╭─ TRECHO FORNECIDO

O Planejamento Tributário pode ser entendido como a soma de todos os estudos que se propõem a examinar meios de reduzir a carga tributária, ou ainda, alcançar uma justa carga tributária. A partir da análise de determinada legislação ou operação, procuram-se medidas e procedimentos tendentes a reduzir, evitar ou postergar a incidência ou o pagamento de tributos. A redução ou o não pagamento de tributos podem representar uma atividade lícita de gestão de custos, ou uma atividade ilícita de simulação e fraude. Diferenciam-se, assim, dois conceitos: a elisão e a evasão.
Por elisão se entende as atividades dos contribuintes de estruturação de suas operações da maneira mais eficaz e eficiente sob a perspectiva tributária, desde que dentro dos limites da lei. É o uso de procedimentos legais com a finalidade de evitar a ocorrência do fato gerador de tributos, ou ainda, de ocasionar hipóteses de incidência menos onerosas. Em contrapartida, a evasão fiscal consiste na ocultação da hipótese de incidência da exação tributária, mediante fraude ou simulação.
Como se pode inferir dos conceitos de elisão e evasão, o critério adotado para distinção das práticas lícitas das ilícitas é o tempo. Se as medidas adotadas ocorrerem antes do fato imponível, levadas a efeito com a finalidade de evitá-lo, tratar-se-á de elisão fiscal. Lícito, portanto. Por outro lado, caso sejam empregadas medidas após a ocorrência do fato imponível, com a finalidade de ocultá-lo, se estará diante de simulação ou fraude, o que caracteriza a evasão fiscal. Neste último caso o planejamento tributário será ilícito.

╰─
╭─ DADOS BRUTOS

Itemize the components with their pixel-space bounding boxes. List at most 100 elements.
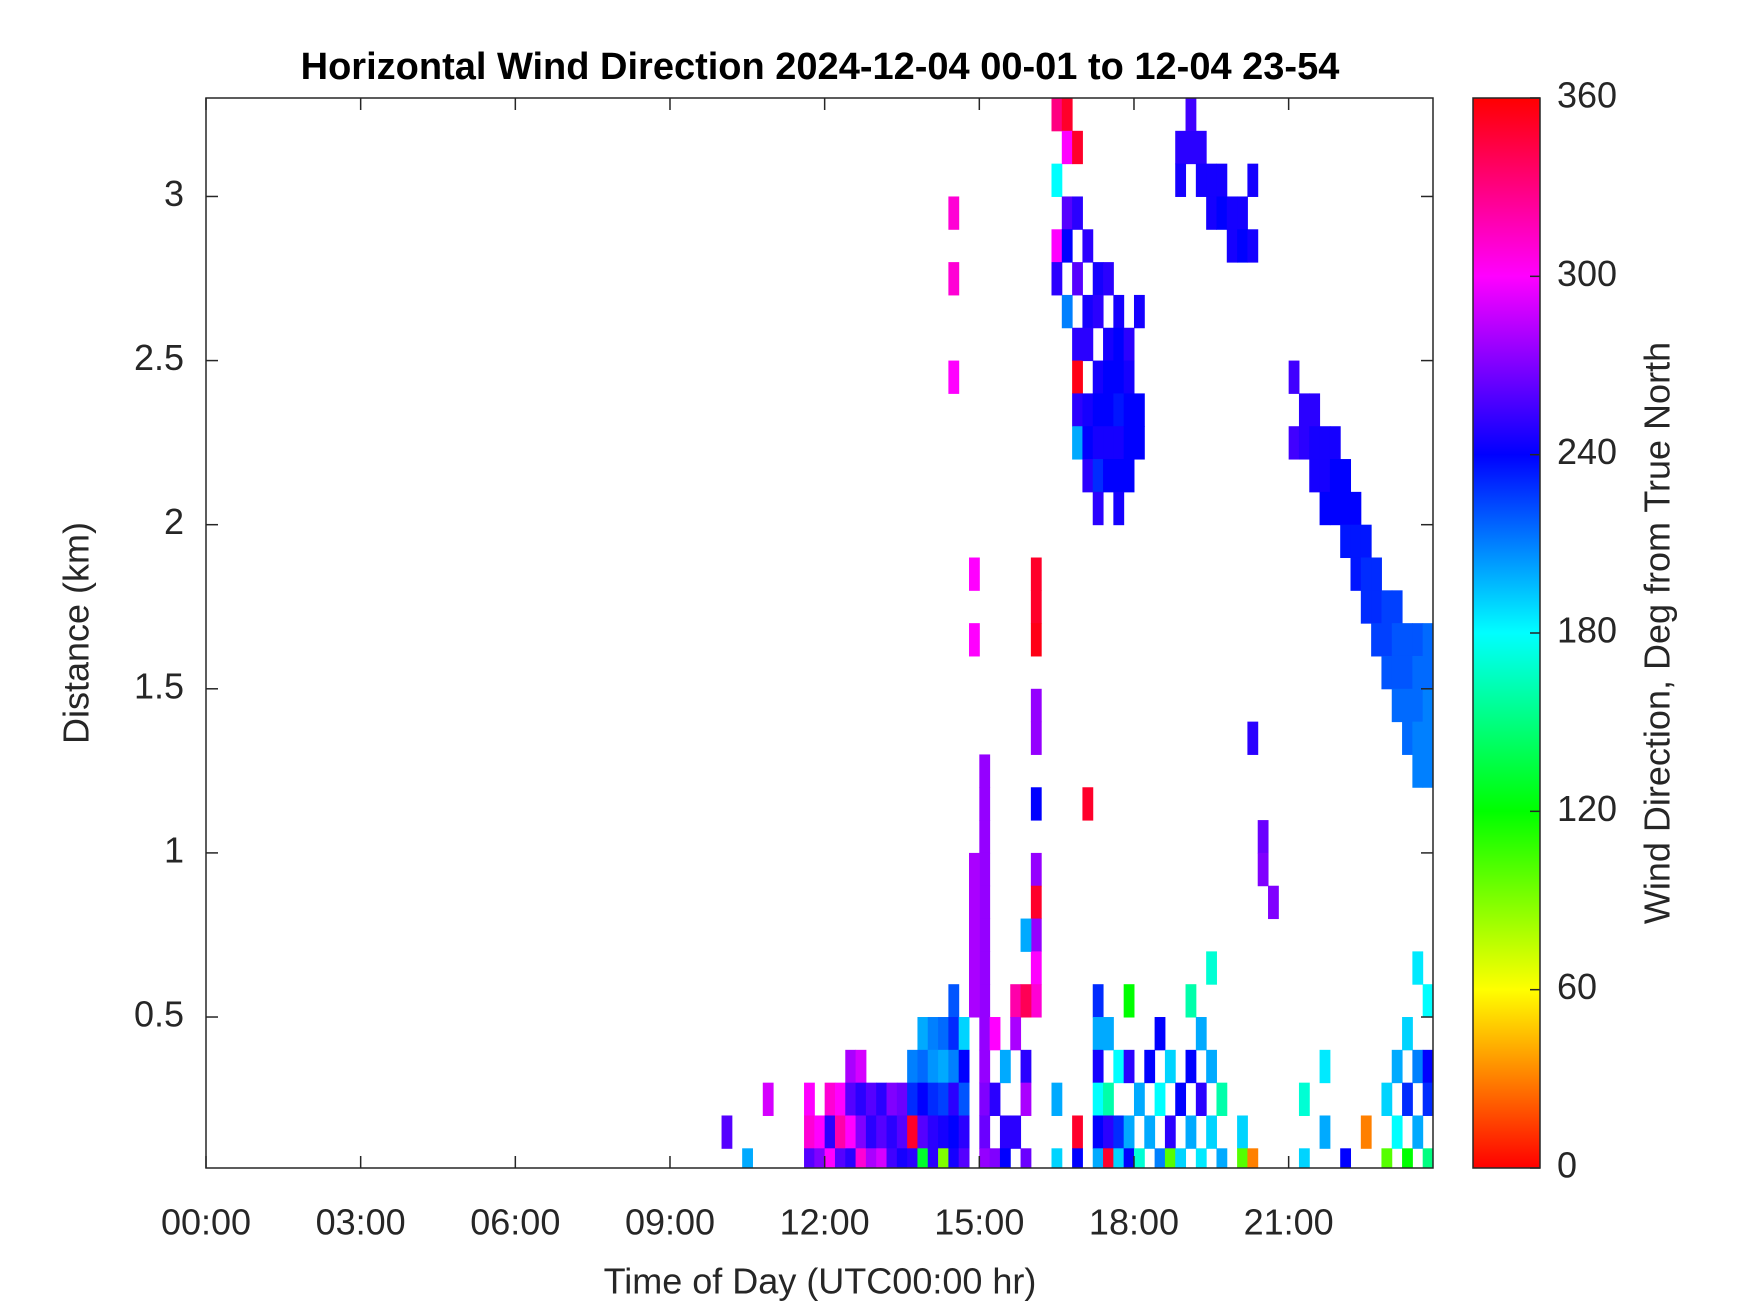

╰─

[LISTA DE TAREFAS]
#1 Transcreva do trecho sobre planejamento tributário a passagem que começa em "Por elisão se" e segue até "fraude ou simulação.".
#2 Dê continuidade ao trecho sobre planejamento tributário, escrevendo a partir do ponto em que ele termina.

[RESPOSTAS ESCRITAS]
#1
Por elisão se entende as atividades dos contribuintes de estruturação de suas operações da maneira mais eficaz e eficiente sob a perspectiva tributária, desde que dentro dos limites da lei. É o uso de procedimentos legais com a finalidade de evitar a ocorrência do fato gerador de tributos, ou ainda, de ocasionar hipóteses de incidência menos onerosas. Em contrapartida, a evasão fiscal consiste na ocultação da hipótese de incidência da exação tributária, mediante fraude ou simulação.

#2
Após a alteração do Código Tributário Nacional, com o advento da Lei Complementar 104/2001, passou-se a adotar em nosso Ordenamento Jurídico critério diverso para identificação da licitude dos planejamentos. A Lei Complementar 104, de 10 de janeiro de 2001, acrescentou à redação do art. 116, do Código Tributário Nacional, parágrafo único, que autoriza a autoridade administrativa a “desconsiderar atos ou negócios jurídicos praticados com a finalidade de dissimular a ocorrência do fato gerador do tributo ou a natureza dos elementos constitutivos da obrigação tributária, observados os procedimentos a serem estabelecidos em lei ordinária”.
O referido dispositivo foi inicialmente regulamentado pela Medida Provisória n.º 66/02, que dispunha em seu art. 14 serem passíveis de desconsideração todos os atos ou negócios jurídicos praticados com o objetivo de reduzir, evitar ou postergar o pagamento de tributos. A redação é clara e, por simples subsunção de premissas, nos é possível evidenciar que o conceito clássico de Planejamento Tributário foi posto em xeque pela legislação.
Em outras palavras, o artigo da MP dispunha que todo o Planejamento Tributário seria passível de desconsideração, estando a caracterização de licitude das operações atrelada a critério diverso do tempo. Para que fosse possível à autoridade tributária desconsiderar atos ou negócios jurídicos, na forma da MP 66/02, era necessário evidenciar a ausência de propósito negocial ou abuso de forma. Ou seja, ainda que as medidas adotadas em razão de Planejamento Tributário ocorram antes do fato imponível, com a finalidade de evitá-lo, uma vez ausente o propósito negocial, as operações serão desconsideradas e o planejamento será taxado por ilícito. Esta nova dimensão de avaliação dos planejamentos tributários denomina-se elusão fiscal.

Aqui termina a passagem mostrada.